▸ **EXTRACTED ENTRIES**:
** Start **
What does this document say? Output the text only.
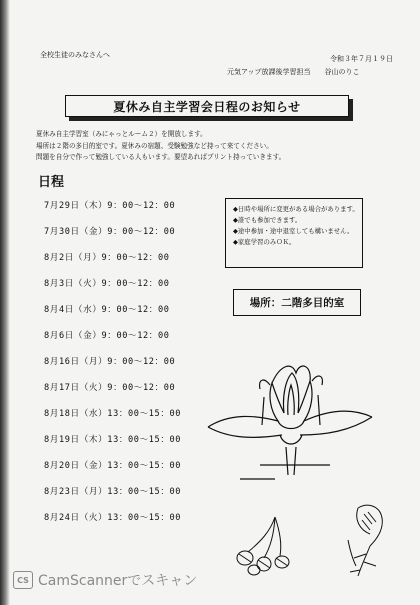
全校生徒のみなさんへ	令和３年７月１９日
元気アップ放課後学習担当　　谷山のりこ
夏休み自主学習会日程のお知らせ
夏休み自主学習室（みにゃっとルーム２）を開放します。
場所は２階の多目的室です。夏休みの宿題、受験勉強など持って来てください。
問題を自分で作って勉強している人もいます。要望あればプリント持っていきます。
日程
7月29日（木）9：00～12：00
7月30日（金）9：00～12：00
8月2日（月）9：00～12：00
8月3日（火）9：00～12：00
8月4日（水）9：00～12：00
8月6日（金）9：00～12：00
8月16日（月）9：00～12：00
8月17日（火）9：00～12：00
8月18日（水）13：00～15：00
8月19日（木）13：00～15：00
8月20日（金）13：00～15：00
8月23日（月）13：00～15：00
8月24日（火）13：00～15：00
◆日時や場所に変更がある場合があります。
◆誰でも参加できます。
◆途中参加・途中退室しても構いません。
◆家庭学習のみＯＫ。
場所：二階多目的室
CS CamScannerでスキャン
** End **
Reproduce each line word for word and drop the pictures.

What does this document say? Output the text only.
全校生徒のみなさんへ	令和３年７月１９日
元気アップ放課後学習担当　　谷山のりこ
夏休み自主学習会日程のお知らせ
夏休み自主学習室（みにゃっとルーム２）を開放します。
場所は２階の多目的室です。夏休みの宿題、受験勉強など持って来てください。
問題を自分で作って勉強している人もいます。要望あればプリント持っていきます。
日程
7月29日（木）9：00～12：00
7月30日（金）9：00～12：00
8月2日（月）9：00～12：00
8月3日（火）9：00～12：00
8月4日（水）9：00～12：00
8月6日（金）9：00～12：00
8月16日（月）9：00～12：00
8月17日（火）9：00～12：00
8月18日（水）13：00～15：00
8月19日（木）13：00～15：00
8月20日（金）13：00～15：00
8月23日（月）13：00～15：00
8月24日（火）13：00～15：00
◆日時や場所に変更がある場合があります。
◆誰でも参加できます。
◆途中参加・途中退室しても構いません。
◆家庭学習のみＯＫ。
場所：二階多目的室
CS CamScannerでスキャン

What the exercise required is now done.